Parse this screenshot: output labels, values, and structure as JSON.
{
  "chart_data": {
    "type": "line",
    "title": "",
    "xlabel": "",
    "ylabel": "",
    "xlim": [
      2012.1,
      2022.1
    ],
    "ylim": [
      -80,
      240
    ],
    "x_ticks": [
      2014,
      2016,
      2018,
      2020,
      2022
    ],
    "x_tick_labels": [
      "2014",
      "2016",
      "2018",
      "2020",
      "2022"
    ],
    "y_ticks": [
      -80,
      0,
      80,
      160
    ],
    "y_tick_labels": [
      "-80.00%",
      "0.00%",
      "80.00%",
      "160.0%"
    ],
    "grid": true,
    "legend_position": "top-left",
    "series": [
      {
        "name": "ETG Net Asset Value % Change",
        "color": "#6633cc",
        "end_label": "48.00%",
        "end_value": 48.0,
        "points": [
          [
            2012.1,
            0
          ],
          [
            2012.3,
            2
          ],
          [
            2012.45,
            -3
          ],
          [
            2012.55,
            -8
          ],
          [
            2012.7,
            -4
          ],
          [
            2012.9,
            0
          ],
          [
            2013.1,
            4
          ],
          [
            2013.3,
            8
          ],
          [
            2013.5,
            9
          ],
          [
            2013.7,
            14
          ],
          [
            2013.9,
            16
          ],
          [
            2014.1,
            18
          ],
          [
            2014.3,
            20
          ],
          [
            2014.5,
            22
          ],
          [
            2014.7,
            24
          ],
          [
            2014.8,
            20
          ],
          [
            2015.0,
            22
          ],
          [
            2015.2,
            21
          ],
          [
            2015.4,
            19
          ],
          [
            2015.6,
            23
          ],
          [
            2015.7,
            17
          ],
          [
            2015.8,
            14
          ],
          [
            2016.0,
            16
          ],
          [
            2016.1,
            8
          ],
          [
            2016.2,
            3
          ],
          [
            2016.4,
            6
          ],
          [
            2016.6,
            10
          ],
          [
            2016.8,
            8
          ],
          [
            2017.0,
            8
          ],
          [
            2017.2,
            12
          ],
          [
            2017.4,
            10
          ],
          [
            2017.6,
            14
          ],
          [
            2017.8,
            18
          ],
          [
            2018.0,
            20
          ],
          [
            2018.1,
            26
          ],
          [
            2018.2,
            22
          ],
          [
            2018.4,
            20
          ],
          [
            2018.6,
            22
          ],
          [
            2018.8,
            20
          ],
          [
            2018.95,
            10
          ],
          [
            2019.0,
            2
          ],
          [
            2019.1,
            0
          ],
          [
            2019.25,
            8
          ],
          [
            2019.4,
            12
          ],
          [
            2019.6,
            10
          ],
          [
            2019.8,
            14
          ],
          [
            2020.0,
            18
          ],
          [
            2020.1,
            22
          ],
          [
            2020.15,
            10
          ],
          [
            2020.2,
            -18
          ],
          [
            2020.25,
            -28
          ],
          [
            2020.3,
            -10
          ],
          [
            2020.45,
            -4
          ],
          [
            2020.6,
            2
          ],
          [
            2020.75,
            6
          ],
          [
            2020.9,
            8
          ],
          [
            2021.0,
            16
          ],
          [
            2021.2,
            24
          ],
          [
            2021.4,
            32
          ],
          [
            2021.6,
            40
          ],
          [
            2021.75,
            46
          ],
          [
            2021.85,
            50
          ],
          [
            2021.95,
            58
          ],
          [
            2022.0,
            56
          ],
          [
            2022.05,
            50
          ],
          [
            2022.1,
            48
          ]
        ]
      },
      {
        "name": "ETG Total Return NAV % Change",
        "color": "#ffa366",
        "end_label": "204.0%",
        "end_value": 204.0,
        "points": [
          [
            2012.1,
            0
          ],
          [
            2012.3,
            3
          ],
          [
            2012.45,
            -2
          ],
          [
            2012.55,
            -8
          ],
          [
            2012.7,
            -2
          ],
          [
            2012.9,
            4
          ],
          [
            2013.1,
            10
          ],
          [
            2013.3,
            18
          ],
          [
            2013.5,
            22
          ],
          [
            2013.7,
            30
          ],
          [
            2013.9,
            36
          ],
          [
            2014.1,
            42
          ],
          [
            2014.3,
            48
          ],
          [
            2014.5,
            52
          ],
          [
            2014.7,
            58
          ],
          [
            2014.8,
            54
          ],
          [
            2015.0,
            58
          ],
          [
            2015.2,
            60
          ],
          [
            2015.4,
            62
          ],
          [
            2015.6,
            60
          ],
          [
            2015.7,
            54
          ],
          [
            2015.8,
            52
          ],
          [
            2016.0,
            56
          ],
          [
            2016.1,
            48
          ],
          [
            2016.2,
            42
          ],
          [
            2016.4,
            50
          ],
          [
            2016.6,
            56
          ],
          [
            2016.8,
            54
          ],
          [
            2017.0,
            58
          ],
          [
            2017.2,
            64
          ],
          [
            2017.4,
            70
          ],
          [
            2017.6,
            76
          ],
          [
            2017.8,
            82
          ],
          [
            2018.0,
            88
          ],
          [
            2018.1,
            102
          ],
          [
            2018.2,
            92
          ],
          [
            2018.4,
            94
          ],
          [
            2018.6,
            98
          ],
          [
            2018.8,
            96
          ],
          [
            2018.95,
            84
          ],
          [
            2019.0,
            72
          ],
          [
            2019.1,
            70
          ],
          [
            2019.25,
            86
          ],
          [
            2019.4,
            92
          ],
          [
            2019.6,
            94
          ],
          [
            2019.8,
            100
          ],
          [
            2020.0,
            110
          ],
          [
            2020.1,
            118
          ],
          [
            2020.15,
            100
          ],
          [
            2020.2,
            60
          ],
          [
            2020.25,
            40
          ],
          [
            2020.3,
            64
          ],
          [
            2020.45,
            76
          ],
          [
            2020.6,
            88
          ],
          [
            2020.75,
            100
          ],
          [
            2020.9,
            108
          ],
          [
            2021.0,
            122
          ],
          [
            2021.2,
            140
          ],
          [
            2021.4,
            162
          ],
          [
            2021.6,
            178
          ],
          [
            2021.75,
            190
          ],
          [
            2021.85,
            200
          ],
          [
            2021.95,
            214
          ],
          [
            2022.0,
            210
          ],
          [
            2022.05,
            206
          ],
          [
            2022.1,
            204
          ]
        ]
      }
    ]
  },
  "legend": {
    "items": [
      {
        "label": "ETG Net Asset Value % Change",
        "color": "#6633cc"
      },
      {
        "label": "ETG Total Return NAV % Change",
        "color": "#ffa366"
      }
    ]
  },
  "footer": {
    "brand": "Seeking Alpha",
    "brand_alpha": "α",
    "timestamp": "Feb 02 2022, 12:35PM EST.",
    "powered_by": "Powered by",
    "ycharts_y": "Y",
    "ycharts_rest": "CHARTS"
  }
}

What is asked →
Repeat each record in full; every line must match exactly.

Problem solution →
Parse this screenshot: output labels, values, and structure as JSON.
{
  "chart_data": {
    "type": "line",
    "title": "",
    "xlabel": "",
    "ylabel": "",
    "xlim": [
      2012.1,
      2022.1
    ],
    "ylim": [
      -80,
      240
    ],
    "x_ticks": [
      2014,
      2016,
      2018,
      2020,
      2022
    ],
    "x_tick_labels": [
      "2014",
      "2016",
      "2018",
      "2020",
      "2022"
    ],
    "y_ticks": [
      -80,
      0,
      80,
      160
    ],
    "y_tick_labels": [
      "-80.00%",
      "0.00%",
      "80.00%",
      "160.0%"
    ],
    "grid": true,
    "legend_position": "top-left",
    "series": [
      {
        "name": "ETG Net Asset Value % Change",
        "color": "#6633cc",
        "end_label": "48.00%",
        "end_value": 48.0,
        "points": [
          [
            2012.1,
            0
          ],
          [
            2012.3,
            2
          ],
          [
            2012.45,
            -3
          ],
          [
            2012.55,
            -8
          ],
          [
            2012.7,
            -4
          ],
          [
            2012.9,
            0
          ],
          [
            2013.1,
            4
          ],
          [
            2013.3,
            8
          ],
          [
            2013.5,
            9
          ],
          [
            2013.7,
            14
          ],
          [
            2013.9,
            16
          ],
          [
            2014.1,
            18
          ],
          [
            2014.3,
            20
          ],
          [
            2014.5,
            22
          ],
          [
            2014.7,
            24
          ],
          [
            2014.8,
            20
          ],
          [
            2015.0,
            22
          ],
          [
            2015.2,
            21
          ],
          [
            2015.4,
            19
          ],
          [
            2015.6,
            23
          ],
          [
            2015.7,
            17
          ],
          [
            2015.8,
            14
          ],
          [
            2016.0,
            16
          ],
          [
            2016.1,
            8
          ],
          [
            2016.2,
            3
          ],
          [
            2016.4,
            6
          ],
          [
            2016.6,
            10
          ],
          [
            2016.8,
            8
          ],
          [
            2017.0,
            8
          ],
          [
            2017.2,
            12
          ],
          [
            2017.4,
            10
          ],
          [
            2017.6,
            14
          ],
          [
            2017.8,
            18
          ],
          [
            2018.0,
            20
          ],
          [
            2018.1,
            26
          ],
          [
            2018.2,
            22
          ],
          [
            2018.4,
            20
          ],
          [
            2018.6,
            22
          ],
          [
            2018.8,
            20
          ],
          [
            2018.95,
            10
          ],
          [
            2019.0,
            2
          ],
          [
            2019.1,
            0
          ],
          [
            2019.25,
            8
          ],
          [
            2019.4,
            12
          ],
          [
            2019.6,
            10
          ],
          [
            2019.8,
            14
          ],
          [
            2020.0,
            18
          ],
          [
            2020.1,
            22
          ],
          [
            2020.15,
            10
          ],
          [
            2020.2,
            -18
          ],
          [
            2020.25,
            -28
          ],
          [
            2020.3,
            -10
          ],
          [
            2020.45,
            -4
          ],
          [
            2020.6,
            2
          ],
          [
            2020.75,
            6
          ],
          [
            2020.9,
            8
          ],
          [
            2021.0,
            16
          ],
          [
            2021.2,
            24
          ],
          [
            2021.4,
            32
          ],
          [
            2021.6,
            40
          ],
          [
            2021.75,
            46
          ],
          [
            2021.85,
            50
          ],
          [
            2021.95,
            58
          ],
          [
            2022.0,
            56
          ],
          [
            2022.05,
            50
          ],
          [
            2022.1,
            48
          ]
        ]
      },
      {
        "name": "ETG Total Return NAV % Change",
        "color": "#ffa366",
        "end_label": "204.0%",
        "end_value": 204.0,
        "points": [
          [
            2012.1,
            0
          ],
          [
            2012.3,
            3
          ],
          [
            2012.45,
            -2
          ],
          [
            2012.55,
            -8
          ],
          [
            2012.7,
            -2
          ],
          [
            2012.9,
            4
          ],
          [
            2013.1,
            10
          ],
          [
            2013.3,
            18
          ],
          [
            2013.5,
            22
          ],
          [
            2013.7,
            30
          ],
          [
            2013.9,
            36
          ],
          [
            2014.1,
            42
          ],
          [
            2014.3,
            48
          ],
          [
            2014.5,
            52
          ],
          [
            2014.7,
            58
          ],
          [
            2014.8,
            54
          ],
          [
            2015.0,
            58
          ],
          [
            2015.2,
            60
          ],
          [
            2015.4,
            62
          ],
          [
            2015.6,
            60
          ],
          [
            2015.7,
            54
          ],
          [
            2015.8,
            52
          ],
          [
            2016.0,
            56
          ],
          [
            2016.1,
            48
          ],
          [
            2016.2,
            42
          ],
          [
            2016.4,
            50
          ],
          [
            2016.6,
            56
          ],
          [
            2016.8,
            54
          ],
          [
            2017.0,
            58
          ],
          [
            2017.2,
            64
          ],
          [
            2017.4,
            70
          ],
          [
            2017.6,
            76
          ],
          [
            2017.8,
            82
          ],
          [
            2018.0,
            88
          ],
          [
            2018.1,
            102
          ],
          [
            2018.2,
            92
          ],
          [
            2018.4,
            94
          ],
          [
            2018.6,
            98
          ],
          [
            2018.8,
            96
          ],
          [
            2018.95,
            84
          ],
          [
            2019.0,
            72
          ],
          [
            2019.1,
            70
          ],
          [
            2019.25,
            86
          ],
          [
            2019.4,
            92
          ],
          [
            2019.6,
            94
          ],
          [
            2019.8,
            100
          ],
          [
            2020.0,
            110
          ],
          [
            2020.1,
            118
          ],
          [
            2020.15,
            100
          ],
          [
            2020.2,
            60
          ],
          [
            2020.25,
            40
          ],
          [
            2020.3,
            64
          ],
          [
            2020.45,
            76
          ],
          [
            2020.6,
            88
          ],
          [
            2020.75,
            100
          ],
          [
            2020.9,
            108
          ],
          [
            2021.0,
            122
          ],
          [
            2021.2,
            140
          ],
          [
            2021.4,
            162
          ],
          [
            2021.6,
            178
          ],
          [
            2021.75,
            190
          ],
          [
            2021.85,
            200
          ],
          [
            2021.95,
            214
          ],
          [
            2022.0,
            210
          ],
          [
            2022.05,
            206
          ],
          [
            2022.1,
            204
          ]
        ]
      }
    ]
  },
  "legend": {
    "items": [
      {
        "label": "ETG Net Asset Value % Change",
        "color": "#6633cc"
      },
      {
        "label": "ETG Total Return NAV % Change",
        "color": "#ffa366"
      }
    ]
  },
  "footer": {
    "brand": "Seeking Alpha",
    "brand_alpha": "α",
    "timestamp": "Feb 02 2022, 12:35PM EST.",
    "powered_by": "Powered by",
    "ycharts_y": "Y",
    "ycharts_rest": "CHARTS"
  }
}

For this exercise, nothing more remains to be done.